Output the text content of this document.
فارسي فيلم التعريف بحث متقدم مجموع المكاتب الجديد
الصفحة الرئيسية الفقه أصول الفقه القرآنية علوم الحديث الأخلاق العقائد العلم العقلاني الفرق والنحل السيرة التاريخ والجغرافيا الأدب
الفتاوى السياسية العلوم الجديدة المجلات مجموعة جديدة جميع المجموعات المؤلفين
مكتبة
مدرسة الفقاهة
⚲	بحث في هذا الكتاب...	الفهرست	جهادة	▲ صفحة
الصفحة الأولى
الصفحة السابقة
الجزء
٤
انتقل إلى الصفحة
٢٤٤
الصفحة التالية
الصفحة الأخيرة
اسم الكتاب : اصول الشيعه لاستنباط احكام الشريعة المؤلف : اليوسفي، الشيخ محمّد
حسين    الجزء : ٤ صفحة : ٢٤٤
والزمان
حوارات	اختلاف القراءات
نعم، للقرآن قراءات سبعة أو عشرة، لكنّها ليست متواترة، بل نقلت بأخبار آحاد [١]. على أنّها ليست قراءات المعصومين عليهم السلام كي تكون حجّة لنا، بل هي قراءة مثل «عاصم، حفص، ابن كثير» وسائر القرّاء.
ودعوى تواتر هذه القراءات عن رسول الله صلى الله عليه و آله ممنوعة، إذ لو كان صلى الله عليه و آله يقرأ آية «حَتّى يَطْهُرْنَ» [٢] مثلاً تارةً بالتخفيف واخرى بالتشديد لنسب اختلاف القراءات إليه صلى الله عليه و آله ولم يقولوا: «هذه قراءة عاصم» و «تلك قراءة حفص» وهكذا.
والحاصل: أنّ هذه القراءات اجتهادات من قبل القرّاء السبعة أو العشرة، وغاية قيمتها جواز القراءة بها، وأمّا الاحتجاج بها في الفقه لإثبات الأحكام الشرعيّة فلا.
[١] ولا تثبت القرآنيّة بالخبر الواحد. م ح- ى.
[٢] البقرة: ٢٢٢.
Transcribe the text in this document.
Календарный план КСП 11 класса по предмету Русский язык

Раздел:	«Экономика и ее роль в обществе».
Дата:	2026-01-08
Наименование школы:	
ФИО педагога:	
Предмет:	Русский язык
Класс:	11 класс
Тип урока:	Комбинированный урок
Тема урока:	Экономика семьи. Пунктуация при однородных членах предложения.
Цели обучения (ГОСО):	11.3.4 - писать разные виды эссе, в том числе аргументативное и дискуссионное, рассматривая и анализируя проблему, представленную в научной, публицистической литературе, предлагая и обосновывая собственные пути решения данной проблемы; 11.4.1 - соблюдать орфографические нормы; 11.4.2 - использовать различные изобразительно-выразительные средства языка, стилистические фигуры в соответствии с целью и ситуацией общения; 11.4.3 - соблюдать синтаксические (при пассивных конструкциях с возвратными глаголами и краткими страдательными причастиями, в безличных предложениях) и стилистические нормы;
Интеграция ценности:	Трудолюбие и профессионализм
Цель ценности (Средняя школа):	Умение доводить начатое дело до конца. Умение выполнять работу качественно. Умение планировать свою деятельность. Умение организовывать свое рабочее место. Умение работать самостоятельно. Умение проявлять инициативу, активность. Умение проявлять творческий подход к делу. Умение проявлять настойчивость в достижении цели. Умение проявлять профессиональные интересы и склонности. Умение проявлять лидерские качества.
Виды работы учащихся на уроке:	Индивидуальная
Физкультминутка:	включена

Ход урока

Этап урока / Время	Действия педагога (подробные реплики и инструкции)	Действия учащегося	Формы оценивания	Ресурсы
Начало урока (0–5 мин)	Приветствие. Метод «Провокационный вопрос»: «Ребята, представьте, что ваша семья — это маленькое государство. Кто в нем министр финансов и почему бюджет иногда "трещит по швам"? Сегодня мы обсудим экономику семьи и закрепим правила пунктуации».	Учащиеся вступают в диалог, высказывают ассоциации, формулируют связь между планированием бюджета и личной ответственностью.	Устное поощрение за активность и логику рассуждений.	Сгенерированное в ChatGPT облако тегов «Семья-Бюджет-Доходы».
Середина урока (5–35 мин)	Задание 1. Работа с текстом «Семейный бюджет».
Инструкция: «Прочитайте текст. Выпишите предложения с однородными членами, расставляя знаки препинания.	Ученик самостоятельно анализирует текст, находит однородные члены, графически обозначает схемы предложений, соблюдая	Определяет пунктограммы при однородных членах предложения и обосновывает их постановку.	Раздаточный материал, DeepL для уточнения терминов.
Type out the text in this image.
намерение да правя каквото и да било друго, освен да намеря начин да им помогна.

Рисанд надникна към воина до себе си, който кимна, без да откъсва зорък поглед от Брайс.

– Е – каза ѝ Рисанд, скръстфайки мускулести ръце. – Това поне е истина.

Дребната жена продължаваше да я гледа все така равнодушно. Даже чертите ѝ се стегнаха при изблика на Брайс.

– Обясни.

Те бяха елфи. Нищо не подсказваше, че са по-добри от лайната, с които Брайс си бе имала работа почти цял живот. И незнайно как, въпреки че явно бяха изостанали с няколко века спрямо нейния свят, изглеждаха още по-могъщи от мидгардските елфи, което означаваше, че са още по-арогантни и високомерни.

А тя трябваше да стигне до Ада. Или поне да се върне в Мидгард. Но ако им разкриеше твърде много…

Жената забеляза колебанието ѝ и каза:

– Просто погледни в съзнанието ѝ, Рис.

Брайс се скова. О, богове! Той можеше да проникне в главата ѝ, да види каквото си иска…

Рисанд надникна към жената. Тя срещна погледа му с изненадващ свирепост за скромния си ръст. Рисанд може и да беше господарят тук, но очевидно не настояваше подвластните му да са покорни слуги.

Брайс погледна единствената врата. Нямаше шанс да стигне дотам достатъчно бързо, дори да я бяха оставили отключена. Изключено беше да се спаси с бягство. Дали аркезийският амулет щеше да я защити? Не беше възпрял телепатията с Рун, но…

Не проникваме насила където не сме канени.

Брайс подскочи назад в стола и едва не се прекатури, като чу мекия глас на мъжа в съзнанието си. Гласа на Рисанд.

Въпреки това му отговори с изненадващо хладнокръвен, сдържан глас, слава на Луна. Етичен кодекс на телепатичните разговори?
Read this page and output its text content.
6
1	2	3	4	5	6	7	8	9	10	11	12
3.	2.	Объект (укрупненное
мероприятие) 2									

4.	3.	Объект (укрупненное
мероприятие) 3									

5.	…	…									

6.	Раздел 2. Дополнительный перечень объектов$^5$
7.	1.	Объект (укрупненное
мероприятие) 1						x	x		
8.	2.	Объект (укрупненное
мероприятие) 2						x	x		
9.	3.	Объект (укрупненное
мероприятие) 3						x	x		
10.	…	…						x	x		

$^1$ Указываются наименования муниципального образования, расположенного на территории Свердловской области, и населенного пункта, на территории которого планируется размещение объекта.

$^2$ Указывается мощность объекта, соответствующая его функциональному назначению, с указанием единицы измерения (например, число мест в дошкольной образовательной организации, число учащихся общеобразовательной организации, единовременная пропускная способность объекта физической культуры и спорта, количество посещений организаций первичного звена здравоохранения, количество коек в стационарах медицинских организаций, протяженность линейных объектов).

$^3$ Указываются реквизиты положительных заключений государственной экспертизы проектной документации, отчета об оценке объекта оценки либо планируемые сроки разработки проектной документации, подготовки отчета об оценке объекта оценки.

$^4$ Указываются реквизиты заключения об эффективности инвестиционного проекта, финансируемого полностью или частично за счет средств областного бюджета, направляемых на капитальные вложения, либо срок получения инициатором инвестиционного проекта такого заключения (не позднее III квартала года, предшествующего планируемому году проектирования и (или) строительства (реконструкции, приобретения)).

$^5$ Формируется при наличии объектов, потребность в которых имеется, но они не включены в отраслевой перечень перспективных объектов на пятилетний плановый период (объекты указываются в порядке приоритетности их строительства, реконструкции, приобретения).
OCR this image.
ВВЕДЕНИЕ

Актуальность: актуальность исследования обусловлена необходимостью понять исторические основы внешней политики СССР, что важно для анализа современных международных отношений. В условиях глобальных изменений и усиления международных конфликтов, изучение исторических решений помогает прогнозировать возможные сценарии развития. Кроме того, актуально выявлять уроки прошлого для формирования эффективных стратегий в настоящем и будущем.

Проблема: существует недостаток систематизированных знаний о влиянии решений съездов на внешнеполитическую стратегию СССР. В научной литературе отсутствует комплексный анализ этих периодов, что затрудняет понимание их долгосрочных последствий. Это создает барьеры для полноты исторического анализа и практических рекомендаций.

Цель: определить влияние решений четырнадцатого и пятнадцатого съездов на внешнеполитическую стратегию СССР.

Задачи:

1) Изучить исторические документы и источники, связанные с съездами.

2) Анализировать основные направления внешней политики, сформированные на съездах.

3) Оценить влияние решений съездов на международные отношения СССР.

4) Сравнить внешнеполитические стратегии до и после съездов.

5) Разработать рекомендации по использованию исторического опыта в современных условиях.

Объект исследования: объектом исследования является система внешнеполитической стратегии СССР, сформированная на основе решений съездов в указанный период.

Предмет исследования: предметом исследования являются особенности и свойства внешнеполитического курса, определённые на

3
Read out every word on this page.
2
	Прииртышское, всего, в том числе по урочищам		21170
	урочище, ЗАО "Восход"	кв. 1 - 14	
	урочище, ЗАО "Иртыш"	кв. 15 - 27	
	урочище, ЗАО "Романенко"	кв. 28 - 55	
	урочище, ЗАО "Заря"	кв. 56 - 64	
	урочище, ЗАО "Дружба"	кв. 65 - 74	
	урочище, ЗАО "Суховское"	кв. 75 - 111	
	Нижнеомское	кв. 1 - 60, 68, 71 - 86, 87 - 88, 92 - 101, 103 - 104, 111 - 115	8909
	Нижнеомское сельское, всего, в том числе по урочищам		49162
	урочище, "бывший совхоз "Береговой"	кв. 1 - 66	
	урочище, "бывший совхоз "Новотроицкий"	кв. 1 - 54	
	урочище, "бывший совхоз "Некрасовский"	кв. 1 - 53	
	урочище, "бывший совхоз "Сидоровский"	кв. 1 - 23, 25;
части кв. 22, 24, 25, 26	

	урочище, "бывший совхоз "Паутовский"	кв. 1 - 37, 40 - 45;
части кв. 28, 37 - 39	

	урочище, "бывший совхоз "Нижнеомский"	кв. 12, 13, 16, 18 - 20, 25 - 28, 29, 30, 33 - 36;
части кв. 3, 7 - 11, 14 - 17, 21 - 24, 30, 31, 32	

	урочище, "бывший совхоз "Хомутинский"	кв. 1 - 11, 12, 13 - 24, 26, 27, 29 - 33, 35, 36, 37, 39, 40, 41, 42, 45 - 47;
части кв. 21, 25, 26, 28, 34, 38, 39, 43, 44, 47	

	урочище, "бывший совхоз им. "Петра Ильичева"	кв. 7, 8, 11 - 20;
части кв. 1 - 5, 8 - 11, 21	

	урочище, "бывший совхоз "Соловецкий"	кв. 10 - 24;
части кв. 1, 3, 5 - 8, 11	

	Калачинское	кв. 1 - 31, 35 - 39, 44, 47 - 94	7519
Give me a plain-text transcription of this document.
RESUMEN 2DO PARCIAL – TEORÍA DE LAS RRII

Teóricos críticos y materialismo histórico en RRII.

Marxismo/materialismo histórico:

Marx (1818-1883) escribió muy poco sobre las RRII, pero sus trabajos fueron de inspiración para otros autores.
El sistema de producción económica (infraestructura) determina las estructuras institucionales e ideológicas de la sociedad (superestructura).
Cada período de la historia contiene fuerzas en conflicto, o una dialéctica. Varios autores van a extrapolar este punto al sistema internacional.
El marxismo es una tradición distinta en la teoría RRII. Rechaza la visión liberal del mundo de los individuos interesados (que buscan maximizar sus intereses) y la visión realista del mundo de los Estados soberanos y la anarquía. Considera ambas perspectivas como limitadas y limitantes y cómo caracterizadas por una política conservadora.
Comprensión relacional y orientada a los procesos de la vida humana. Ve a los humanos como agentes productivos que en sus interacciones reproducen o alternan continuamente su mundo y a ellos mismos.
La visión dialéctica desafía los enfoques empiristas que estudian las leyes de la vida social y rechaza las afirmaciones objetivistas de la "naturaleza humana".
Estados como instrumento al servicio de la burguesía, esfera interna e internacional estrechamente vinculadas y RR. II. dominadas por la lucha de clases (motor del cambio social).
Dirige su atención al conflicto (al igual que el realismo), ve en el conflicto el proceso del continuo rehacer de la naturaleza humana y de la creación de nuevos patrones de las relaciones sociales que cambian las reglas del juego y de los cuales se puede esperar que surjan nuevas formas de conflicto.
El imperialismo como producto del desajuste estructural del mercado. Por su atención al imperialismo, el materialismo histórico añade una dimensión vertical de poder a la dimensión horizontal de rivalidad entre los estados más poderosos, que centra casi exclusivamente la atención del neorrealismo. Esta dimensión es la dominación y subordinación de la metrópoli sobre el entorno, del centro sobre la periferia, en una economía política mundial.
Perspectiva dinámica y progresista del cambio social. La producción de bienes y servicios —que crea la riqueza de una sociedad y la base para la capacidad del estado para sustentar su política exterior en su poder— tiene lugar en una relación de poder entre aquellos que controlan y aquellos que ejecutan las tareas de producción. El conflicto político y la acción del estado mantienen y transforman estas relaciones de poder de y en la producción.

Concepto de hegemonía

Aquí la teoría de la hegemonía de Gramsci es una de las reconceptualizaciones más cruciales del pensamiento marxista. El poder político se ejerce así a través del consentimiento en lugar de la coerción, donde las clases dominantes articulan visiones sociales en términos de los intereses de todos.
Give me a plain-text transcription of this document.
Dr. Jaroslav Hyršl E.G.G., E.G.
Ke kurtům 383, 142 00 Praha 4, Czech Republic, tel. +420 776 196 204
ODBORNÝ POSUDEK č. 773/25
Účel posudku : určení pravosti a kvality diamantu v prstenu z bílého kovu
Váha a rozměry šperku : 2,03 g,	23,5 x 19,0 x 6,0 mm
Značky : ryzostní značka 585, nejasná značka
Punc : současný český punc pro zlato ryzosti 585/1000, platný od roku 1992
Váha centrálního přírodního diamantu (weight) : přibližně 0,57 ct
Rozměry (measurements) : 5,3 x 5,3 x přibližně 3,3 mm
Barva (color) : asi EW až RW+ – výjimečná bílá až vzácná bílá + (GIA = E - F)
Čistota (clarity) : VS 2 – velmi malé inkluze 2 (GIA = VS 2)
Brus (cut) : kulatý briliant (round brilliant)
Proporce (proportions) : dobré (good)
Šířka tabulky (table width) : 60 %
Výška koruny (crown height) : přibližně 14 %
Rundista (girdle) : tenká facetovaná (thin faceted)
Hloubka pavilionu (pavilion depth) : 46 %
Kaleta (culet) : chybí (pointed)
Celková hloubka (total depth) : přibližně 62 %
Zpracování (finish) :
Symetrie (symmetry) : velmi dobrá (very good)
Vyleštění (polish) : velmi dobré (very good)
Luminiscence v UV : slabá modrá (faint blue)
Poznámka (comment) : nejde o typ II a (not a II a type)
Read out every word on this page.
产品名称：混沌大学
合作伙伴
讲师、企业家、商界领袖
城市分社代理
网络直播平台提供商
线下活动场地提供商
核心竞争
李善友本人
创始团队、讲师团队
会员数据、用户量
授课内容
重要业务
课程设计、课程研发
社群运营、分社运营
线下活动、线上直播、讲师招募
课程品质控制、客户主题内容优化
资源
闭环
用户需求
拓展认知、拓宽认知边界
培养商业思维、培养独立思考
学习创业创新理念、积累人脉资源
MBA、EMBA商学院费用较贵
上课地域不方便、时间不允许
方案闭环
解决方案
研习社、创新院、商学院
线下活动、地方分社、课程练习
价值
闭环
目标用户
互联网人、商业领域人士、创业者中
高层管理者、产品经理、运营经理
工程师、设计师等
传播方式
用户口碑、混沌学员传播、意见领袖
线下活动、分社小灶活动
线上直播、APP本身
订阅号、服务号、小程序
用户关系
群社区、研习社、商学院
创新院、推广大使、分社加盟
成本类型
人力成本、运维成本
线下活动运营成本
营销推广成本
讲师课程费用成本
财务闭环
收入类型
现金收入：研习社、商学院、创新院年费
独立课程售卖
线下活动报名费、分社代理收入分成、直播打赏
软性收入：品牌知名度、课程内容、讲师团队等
------------------------------------------------------------
PROBLEM TO SOLVE: Take each line containing the string "урока" and copy it out.

TASK RESULT:
Тип урока:	Комбинированный урок
Тема урока:	Экономика семьи. Пунктуация при однородных членах предложения.
Ход урока
Этап урока / Время	Действия педагога (подробные реплики и инструкции)	Действия учащегося	Формы оценивания	Ресурсы
Начало урока (0–5 мин)	Приветствие. Метод «Провокационный вопрос»: «Ребята, представьте, что ваша семья — это маленькое государство. Кто в нем министр финансов и почему бюджет иногда "трещит по швам"? Сегодня мы обсудим экономику семьи и закрепим правила пунктуации».	Учащиеся вступают в диалог, высказывают ассоциации, формулируют связь между планированием бюджета и личной ответственностью.	Устное поощрение за активность и логику рассуждений.	Сгенерированное в ChatGPT облако тегов «Семья-Бюджет-Доходы».
Середина урока (5–35 мин)	Задание 1. Работа с текстом «Семейный бюджет».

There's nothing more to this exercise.